Check each line of the listing for the string "Quem", then state how many lines have it. Only the number is wanted.

[MATERIAL FOR THIS EXERCISE start]

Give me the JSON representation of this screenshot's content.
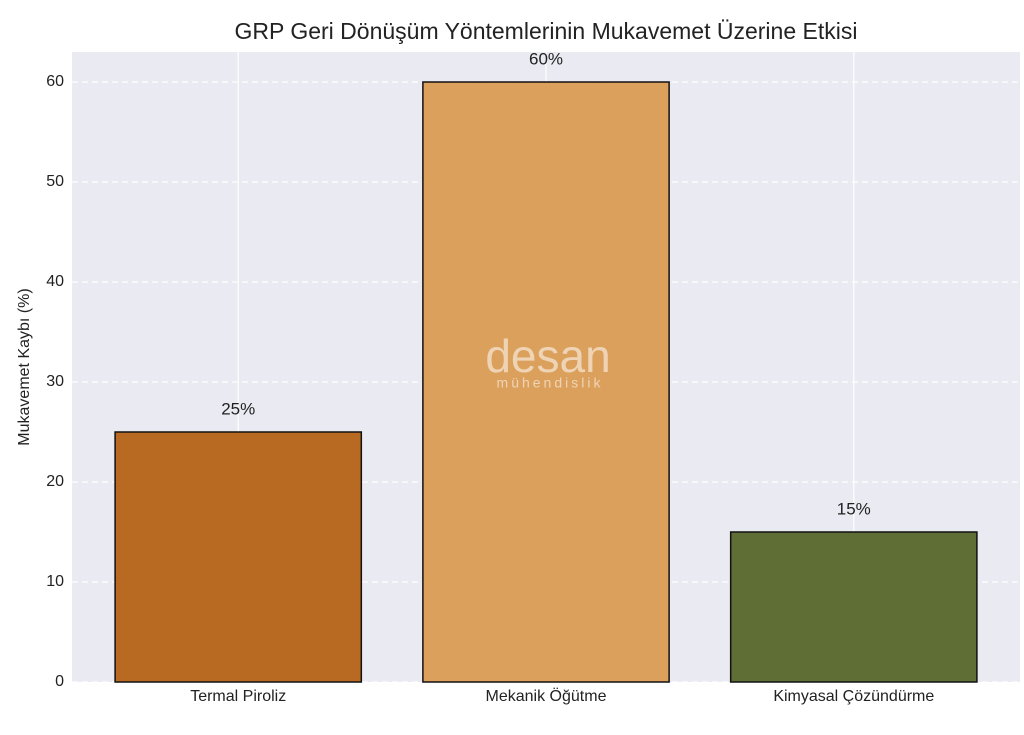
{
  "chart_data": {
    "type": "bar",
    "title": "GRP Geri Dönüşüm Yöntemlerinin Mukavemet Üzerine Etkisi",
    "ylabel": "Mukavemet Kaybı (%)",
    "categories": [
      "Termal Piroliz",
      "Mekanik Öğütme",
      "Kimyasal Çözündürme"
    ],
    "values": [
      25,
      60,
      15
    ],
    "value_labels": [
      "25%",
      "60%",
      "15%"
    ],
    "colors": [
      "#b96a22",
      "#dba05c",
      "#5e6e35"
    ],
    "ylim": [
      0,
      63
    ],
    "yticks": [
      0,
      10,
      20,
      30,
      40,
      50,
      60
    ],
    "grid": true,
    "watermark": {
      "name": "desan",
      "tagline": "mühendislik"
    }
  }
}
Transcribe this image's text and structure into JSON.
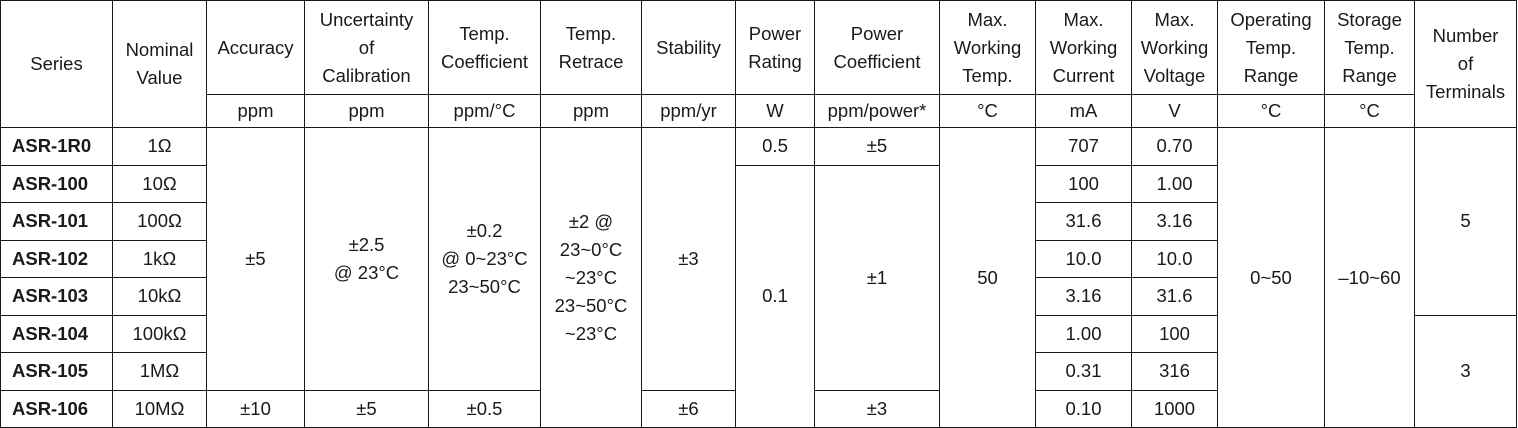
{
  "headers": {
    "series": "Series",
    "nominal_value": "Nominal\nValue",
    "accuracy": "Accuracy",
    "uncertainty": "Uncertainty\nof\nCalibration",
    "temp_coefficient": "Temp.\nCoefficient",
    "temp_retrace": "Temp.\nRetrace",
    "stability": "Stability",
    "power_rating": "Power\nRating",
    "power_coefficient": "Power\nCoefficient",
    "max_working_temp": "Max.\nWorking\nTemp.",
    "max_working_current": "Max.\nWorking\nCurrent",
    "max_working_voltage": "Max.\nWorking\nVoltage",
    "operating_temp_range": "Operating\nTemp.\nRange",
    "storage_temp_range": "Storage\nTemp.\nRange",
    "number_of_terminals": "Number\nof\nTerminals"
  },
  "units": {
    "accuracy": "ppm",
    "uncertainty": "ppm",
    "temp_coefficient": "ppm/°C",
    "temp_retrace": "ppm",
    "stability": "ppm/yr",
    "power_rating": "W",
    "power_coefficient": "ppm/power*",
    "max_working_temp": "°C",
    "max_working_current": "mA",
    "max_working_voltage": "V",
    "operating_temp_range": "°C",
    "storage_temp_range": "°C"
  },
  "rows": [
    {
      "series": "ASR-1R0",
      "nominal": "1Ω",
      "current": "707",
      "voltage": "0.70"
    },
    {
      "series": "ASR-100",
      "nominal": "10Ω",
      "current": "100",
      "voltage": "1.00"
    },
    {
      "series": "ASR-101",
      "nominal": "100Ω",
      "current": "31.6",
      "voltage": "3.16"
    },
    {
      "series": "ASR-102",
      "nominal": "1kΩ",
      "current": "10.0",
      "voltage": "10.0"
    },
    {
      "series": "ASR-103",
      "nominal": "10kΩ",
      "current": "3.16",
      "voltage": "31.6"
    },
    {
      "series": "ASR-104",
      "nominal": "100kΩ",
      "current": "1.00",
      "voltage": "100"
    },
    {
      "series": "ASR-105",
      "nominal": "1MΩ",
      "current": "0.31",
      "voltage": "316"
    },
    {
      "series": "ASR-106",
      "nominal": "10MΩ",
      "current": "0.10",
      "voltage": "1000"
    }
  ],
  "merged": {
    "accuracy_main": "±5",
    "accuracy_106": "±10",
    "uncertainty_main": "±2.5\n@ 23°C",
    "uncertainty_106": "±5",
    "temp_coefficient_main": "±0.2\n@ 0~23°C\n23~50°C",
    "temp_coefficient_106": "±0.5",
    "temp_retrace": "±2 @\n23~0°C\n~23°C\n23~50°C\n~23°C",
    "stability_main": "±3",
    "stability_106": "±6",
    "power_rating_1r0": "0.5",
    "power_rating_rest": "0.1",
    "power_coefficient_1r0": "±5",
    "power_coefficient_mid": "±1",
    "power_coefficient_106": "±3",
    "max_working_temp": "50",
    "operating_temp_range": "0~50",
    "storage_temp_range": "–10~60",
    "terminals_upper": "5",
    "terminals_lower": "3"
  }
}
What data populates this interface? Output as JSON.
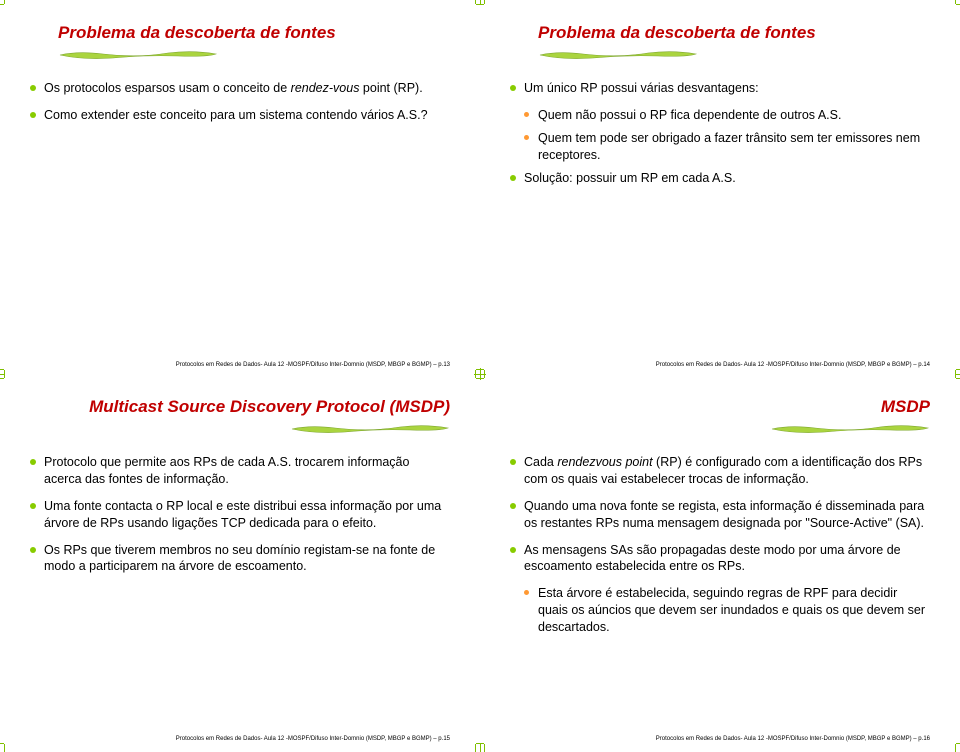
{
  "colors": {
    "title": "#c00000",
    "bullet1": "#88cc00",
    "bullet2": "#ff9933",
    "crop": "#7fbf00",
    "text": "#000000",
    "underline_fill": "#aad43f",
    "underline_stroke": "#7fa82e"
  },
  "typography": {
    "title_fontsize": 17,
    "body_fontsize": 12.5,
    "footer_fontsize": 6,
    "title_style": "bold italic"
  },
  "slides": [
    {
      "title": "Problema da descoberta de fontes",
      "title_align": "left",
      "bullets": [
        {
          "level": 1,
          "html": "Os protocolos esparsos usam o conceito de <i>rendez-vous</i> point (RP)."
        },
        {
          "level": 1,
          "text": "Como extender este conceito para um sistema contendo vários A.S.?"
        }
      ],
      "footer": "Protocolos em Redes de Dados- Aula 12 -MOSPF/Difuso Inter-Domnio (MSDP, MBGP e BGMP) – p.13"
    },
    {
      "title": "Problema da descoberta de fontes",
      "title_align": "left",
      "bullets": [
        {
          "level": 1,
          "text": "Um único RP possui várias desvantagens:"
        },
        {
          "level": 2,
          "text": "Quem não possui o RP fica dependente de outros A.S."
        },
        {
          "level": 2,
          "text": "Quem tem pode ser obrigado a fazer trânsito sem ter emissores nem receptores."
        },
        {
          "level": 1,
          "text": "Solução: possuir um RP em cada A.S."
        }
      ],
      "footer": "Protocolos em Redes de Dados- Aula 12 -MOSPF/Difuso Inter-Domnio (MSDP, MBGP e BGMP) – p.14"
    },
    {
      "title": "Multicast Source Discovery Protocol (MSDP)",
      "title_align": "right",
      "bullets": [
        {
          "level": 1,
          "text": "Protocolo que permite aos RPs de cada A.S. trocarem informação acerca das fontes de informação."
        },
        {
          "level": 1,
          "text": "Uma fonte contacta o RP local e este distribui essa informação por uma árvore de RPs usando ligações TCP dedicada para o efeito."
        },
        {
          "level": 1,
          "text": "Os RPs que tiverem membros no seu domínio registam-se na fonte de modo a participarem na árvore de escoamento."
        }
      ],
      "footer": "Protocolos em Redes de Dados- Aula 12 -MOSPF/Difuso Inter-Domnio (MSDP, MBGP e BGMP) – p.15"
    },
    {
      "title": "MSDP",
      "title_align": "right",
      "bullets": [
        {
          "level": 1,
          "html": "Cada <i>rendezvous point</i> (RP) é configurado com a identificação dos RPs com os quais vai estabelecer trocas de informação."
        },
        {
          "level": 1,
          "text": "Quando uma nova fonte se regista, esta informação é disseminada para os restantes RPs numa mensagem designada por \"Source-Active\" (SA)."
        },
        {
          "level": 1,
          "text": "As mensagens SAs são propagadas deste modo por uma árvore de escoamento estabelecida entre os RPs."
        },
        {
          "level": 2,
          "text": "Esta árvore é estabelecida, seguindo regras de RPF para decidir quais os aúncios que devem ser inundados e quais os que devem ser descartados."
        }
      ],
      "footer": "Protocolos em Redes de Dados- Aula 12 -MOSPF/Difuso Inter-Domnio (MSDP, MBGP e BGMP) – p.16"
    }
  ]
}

[MATERIAL FOR THIS EXERCISE end]

WRITTEN RESPONSE
2